[TASK INSTRUCTIONS]
From the entries below, copy every line holding the word "基本功能".

[EXERCISE MATERIALS]
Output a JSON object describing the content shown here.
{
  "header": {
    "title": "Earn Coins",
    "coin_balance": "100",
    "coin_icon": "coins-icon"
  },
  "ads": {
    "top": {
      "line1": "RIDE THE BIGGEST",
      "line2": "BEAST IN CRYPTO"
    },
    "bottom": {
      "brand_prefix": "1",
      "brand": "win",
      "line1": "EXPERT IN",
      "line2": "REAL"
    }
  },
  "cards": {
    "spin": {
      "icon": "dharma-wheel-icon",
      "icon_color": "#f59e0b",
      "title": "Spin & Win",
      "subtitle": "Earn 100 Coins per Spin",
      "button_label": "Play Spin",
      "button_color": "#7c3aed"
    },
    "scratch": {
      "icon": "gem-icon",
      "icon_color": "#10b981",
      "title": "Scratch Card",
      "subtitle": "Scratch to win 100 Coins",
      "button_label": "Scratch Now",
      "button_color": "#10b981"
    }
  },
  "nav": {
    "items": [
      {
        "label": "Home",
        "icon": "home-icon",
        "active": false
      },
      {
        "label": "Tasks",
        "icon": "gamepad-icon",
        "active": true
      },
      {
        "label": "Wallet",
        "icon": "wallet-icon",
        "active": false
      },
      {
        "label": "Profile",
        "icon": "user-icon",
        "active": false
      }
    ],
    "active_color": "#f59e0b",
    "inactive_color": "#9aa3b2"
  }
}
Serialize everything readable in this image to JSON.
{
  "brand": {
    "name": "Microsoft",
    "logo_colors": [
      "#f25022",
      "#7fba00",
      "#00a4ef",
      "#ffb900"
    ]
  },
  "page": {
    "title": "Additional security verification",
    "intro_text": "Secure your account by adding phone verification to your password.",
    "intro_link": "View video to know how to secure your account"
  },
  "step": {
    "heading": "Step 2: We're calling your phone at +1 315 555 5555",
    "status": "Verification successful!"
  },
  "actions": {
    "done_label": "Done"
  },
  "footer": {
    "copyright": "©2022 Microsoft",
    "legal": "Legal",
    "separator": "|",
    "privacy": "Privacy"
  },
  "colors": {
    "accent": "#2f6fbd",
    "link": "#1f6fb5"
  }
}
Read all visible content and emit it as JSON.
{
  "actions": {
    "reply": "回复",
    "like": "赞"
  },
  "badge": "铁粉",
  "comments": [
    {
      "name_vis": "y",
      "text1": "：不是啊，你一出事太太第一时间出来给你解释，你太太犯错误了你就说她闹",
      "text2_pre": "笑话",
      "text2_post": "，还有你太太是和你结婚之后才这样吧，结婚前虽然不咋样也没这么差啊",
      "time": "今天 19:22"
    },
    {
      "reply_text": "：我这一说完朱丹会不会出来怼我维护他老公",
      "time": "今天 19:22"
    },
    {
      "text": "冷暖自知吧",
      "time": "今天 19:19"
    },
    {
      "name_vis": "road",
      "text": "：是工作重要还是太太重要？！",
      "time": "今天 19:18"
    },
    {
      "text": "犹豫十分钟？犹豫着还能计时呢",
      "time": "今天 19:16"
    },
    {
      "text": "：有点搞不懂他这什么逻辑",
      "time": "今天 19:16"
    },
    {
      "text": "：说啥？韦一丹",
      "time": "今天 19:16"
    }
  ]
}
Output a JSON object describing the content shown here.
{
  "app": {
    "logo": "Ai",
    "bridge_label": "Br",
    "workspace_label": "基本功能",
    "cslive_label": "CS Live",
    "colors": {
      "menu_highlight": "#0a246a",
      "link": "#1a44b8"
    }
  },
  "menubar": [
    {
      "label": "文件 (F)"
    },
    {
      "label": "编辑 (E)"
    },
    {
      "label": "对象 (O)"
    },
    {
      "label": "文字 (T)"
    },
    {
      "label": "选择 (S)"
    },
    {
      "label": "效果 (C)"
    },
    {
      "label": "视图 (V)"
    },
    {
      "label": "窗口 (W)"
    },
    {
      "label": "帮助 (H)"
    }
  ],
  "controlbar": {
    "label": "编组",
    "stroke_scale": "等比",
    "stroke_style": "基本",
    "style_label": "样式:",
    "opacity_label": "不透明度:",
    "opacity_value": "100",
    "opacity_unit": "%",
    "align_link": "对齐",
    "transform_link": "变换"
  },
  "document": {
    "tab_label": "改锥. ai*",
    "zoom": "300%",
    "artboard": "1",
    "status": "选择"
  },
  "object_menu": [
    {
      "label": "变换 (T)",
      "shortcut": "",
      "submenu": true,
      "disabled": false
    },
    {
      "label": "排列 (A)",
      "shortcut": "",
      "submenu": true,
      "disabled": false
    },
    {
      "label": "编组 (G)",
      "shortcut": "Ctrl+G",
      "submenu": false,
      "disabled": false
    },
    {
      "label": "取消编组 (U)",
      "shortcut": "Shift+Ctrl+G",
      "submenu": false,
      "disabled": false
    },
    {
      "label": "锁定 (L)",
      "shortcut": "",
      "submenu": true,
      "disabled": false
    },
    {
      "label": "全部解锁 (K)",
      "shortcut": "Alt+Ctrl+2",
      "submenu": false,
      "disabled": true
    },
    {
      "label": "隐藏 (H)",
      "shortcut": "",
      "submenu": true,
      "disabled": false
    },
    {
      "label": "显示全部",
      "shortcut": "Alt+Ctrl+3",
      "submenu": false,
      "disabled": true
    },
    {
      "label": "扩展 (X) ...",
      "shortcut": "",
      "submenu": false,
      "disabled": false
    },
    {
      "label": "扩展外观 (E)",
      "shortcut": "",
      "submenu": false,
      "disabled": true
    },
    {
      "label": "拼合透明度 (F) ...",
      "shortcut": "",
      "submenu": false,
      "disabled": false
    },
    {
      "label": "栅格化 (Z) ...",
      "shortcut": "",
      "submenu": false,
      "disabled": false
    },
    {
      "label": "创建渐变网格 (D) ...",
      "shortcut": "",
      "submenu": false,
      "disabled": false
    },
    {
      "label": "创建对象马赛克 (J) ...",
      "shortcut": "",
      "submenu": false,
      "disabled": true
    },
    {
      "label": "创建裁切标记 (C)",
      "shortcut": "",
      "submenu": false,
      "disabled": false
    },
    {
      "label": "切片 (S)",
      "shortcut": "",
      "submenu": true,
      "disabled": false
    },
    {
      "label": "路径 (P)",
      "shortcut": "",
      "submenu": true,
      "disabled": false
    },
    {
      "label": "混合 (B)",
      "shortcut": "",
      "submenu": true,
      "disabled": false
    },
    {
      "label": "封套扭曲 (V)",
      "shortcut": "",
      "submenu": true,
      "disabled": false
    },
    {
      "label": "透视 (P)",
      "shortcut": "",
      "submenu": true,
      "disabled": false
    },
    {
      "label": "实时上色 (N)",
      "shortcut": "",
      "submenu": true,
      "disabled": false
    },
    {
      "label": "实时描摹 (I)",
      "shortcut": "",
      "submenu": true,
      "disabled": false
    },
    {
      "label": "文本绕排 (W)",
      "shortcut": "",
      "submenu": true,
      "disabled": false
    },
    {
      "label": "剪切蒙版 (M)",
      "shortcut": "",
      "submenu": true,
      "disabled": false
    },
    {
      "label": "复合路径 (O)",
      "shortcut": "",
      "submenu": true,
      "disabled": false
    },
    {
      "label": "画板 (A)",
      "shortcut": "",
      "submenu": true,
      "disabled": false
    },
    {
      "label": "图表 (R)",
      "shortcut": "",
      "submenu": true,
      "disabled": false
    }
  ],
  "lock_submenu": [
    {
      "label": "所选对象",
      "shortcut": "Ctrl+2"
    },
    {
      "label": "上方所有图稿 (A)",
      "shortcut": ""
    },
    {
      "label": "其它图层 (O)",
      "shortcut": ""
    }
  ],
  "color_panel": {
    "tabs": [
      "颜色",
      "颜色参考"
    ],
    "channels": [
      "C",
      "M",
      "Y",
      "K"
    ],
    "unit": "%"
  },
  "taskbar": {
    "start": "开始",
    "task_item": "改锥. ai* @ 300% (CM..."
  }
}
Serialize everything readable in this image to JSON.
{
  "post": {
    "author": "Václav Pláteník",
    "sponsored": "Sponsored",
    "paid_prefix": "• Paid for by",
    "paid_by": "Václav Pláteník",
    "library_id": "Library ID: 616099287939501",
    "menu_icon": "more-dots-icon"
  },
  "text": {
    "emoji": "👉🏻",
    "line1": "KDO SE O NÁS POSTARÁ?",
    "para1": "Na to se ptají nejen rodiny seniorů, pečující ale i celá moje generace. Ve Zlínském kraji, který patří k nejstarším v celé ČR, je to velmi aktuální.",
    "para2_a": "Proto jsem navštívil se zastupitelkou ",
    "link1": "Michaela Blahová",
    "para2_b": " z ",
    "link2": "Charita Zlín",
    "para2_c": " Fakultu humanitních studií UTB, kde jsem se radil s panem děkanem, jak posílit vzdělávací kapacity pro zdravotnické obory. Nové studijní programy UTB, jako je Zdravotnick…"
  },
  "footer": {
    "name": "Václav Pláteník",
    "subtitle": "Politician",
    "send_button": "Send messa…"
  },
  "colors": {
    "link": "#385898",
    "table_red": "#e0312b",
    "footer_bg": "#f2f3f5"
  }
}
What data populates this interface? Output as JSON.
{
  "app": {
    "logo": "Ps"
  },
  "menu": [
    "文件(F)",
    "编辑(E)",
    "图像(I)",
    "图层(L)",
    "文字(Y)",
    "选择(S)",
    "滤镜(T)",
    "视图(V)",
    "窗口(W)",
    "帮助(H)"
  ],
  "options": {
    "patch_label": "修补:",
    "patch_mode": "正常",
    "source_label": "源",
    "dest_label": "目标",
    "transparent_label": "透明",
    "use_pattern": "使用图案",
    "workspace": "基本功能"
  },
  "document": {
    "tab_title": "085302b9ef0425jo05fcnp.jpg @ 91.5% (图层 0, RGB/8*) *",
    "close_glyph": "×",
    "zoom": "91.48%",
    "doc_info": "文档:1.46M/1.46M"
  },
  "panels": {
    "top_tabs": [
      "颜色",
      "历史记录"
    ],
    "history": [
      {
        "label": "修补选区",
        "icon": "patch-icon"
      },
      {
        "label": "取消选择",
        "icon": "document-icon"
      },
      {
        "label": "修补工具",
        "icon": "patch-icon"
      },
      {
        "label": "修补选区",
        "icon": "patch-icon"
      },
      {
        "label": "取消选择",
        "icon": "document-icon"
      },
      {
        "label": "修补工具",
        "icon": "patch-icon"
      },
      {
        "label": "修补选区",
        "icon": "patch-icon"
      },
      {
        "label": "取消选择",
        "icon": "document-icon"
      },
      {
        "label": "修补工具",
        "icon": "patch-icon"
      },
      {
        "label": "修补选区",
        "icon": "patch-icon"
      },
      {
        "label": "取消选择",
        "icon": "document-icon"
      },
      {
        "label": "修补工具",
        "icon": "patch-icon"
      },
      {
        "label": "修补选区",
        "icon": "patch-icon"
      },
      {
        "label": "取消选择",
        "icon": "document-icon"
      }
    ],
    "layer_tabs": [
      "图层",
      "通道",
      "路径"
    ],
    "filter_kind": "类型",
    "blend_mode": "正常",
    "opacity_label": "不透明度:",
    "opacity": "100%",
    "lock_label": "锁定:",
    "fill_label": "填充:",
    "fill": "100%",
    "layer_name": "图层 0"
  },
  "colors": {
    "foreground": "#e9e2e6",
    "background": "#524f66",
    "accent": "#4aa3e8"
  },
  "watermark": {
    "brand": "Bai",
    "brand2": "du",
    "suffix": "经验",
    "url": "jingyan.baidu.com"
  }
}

[OUTPUT FOR THIS TASK]
    "workspace_label": "基本功能",
    "workspace": "基本功能"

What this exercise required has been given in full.